## REQUEST:
Note how many lines hold the string "CALL" and give that number without any other words.

## EXTRACTED INFORMATION:
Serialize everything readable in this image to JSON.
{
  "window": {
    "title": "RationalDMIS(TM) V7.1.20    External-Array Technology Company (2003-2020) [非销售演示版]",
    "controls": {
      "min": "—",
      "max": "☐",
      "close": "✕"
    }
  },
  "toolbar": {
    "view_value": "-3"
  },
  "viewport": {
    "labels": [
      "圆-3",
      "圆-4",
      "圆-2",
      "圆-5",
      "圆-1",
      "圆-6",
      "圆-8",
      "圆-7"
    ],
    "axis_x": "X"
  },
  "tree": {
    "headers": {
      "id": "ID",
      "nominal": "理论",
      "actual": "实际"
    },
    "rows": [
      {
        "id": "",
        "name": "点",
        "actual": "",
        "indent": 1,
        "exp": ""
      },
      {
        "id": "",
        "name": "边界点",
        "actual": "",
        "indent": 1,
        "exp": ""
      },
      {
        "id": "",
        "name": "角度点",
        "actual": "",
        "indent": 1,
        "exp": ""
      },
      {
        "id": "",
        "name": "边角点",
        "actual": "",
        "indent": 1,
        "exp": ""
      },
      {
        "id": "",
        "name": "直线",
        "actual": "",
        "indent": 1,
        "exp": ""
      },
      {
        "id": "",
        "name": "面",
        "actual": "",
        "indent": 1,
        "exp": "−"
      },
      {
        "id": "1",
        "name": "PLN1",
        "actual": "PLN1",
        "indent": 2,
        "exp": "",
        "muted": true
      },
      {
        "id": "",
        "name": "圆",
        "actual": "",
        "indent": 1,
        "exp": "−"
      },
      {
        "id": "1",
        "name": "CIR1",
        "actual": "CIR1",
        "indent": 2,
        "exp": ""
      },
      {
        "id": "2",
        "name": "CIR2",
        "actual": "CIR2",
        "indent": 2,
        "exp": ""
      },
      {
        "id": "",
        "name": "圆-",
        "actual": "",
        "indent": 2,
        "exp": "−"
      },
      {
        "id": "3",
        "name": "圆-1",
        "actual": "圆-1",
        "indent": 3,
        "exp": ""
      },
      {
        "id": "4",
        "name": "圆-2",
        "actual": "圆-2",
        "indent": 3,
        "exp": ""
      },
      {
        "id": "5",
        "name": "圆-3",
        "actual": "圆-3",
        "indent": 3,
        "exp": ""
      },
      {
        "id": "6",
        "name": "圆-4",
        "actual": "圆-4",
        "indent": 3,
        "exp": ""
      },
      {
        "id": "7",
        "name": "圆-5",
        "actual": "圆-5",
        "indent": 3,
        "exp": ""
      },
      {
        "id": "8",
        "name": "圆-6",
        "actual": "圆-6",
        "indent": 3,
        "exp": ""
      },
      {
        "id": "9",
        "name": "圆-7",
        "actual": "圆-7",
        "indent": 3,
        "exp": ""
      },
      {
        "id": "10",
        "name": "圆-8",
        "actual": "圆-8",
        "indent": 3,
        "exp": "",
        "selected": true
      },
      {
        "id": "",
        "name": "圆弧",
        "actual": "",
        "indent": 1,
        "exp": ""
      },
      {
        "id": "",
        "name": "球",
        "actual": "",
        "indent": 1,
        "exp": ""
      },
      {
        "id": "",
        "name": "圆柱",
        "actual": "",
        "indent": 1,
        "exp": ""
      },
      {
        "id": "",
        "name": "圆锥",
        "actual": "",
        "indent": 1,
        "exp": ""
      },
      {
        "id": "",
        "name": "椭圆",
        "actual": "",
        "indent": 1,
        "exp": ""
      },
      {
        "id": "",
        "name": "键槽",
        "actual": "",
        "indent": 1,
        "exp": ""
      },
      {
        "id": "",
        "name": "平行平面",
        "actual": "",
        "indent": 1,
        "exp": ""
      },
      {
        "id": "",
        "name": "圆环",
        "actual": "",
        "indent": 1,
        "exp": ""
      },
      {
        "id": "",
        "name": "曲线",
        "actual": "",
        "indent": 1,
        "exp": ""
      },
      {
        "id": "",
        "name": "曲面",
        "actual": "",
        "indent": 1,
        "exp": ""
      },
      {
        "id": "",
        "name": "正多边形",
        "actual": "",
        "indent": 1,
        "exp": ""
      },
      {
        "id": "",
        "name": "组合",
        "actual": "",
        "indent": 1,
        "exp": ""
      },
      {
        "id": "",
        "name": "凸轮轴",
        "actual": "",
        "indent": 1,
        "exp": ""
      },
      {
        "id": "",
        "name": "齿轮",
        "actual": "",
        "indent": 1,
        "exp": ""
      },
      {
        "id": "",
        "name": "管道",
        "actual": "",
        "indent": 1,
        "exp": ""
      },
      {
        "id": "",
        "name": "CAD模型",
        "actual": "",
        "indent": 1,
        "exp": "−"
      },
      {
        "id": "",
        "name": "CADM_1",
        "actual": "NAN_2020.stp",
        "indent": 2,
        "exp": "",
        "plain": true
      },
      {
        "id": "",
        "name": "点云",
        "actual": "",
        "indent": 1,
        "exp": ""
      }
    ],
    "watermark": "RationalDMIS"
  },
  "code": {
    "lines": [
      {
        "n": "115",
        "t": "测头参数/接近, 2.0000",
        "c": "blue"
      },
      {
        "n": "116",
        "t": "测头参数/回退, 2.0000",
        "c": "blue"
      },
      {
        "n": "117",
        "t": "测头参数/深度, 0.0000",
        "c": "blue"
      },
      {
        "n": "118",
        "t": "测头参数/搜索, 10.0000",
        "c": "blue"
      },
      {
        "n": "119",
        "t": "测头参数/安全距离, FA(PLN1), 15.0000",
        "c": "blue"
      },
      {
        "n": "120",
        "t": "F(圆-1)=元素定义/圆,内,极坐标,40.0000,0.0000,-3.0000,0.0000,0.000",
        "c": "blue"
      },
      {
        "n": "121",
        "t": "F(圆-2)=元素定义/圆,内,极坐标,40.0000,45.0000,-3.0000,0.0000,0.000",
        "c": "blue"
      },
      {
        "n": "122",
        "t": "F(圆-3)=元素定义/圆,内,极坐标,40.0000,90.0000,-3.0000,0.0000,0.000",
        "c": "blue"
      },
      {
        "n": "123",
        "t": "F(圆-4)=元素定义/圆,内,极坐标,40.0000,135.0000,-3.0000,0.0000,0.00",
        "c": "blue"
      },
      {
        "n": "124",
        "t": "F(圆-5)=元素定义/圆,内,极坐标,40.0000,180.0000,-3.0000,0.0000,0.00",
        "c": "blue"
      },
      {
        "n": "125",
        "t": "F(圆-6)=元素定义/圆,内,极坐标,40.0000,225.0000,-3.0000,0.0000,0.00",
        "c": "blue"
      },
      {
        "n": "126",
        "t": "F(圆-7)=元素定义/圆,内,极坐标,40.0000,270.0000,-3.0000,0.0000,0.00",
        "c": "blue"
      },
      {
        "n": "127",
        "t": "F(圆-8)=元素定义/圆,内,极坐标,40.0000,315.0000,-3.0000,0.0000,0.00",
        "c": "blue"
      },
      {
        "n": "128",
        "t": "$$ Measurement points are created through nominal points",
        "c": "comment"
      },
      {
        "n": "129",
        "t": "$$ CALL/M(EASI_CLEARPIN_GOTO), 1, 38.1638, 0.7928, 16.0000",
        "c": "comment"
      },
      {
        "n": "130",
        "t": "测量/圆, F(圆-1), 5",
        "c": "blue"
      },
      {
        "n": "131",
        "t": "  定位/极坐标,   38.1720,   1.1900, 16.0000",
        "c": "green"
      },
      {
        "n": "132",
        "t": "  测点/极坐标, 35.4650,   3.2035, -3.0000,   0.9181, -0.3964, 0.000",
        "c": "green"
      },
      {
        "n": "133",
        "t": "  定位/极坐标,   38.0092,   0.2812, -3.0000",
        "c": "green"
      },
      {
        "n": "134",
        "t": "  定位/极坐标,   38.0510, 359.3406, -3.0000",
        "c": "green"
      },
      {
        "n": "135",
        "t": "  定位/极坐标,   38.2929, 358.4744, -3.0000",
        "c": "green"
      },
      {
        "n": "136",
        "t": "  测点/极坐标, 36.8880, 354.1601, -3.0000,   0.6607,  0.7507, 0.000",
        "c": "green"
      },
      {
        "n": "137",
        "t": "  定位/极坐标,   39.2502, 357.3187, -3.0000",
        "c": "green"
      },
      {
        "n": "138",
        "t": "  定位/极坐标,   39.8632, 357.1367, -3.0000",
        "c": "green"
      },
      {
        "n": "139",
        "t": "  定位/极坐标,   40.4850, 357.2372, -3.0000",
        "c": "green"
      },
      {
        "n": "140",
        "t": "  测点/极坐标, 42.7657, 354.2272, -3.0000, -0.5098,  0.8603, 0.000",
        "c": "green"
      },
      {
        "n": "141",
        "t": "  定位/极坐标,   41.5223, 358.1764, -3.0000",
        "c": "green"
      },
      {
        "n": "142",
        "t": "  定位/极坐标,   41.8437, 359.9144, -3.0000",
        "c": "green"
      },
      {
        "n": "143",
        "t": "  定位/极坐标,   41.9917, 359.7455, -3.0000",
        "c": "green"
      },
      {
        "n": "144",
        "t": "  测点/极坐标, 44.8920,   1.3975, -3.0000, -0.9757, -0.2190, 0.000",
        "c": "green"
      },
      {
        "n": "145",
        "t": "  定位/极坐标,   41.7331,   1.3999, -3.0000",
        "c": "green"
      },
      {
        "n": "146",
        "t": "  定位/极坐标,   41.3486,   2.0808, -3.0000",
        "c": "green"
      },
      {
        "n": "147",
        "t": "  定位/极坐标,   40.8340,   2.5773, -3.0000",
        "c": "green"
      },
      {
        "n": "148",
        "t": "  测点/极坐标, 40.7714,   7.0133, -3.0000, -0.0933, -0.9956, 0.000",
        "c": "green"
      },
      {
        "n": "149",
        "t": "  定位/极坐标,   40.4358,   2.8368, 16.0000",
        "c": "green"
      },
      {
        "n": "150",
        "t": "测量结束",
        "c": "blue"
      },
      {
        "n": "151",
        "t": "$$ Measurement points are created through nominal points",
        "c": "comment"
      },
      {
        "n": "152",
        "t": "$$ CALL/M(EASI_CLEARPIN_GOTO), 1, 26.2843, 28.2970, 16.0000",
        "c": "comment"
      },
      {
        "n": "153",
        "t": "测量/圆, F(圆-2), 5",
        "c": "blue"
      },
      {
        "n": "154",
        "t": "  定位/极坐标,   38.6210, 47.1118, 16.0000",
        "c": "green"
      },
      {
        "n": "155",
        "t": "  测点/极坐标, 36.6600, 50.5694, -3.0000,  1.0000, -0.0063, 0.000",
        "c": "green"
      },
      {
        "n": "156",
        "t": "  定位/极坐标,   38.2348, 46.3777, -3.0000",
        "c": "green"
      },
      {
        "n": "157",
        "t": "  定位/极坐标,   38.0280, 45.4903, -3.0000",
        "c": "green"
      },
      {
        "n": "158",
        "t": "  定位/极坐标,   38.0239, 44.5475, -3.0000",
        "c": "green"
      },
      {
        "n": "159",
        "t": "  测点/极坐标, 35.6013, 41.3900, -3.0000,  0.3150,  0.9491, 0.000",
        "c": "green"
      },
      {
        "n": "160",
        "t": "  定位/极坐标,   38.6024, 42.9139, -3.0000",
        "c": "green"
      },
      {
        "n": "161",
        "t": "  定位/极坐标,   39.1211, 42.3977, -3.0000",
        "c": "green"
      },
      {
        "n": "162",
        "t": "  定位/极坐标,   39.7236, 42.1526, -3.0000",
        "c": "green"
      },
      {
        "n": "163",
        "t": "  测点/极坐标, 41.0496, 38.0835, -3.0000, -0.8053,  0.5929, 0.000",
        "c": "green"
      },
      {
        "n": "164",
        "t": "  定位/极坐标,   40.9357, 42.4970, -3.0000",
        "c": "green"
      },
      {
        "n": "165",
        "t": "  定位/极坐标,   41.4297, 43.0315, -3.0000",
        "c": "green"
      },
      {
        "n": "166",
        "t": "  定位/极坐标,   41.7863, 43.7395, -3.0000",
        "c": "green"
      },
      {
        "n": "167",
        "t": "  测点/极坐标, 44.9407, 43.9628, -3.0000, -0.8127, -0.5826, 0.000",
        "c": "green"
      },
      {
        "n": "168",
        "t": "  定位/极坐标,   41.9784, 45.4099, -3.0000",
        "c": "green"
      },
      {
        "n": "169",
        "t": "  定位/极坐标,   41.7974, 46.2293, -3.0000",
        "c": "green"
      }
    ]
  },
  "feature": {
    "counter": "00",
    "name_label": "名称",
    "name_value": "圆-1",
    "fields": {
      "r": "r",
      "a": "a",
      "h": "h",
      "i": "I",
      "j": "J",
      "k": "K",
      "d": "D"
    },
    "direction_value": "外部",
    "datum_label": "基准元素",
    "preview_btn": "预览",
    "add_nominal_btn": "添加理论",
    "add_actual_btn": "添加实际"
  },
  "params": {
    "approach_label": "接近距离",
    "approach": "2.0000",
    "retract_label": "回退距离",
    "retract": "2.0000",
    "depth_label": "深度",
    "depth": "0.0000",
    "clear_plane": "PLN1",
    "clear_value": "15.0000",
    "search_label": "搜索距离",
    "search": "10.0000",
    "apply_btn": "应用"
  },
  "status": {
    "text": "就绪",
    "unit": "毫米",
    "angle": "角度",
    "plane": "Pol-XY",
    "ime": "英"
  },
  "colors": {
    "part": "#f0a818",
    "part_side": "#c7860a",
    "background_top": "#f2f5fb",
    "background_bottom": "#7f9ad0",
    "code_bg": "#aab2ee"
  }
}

## TASK RESULT:
2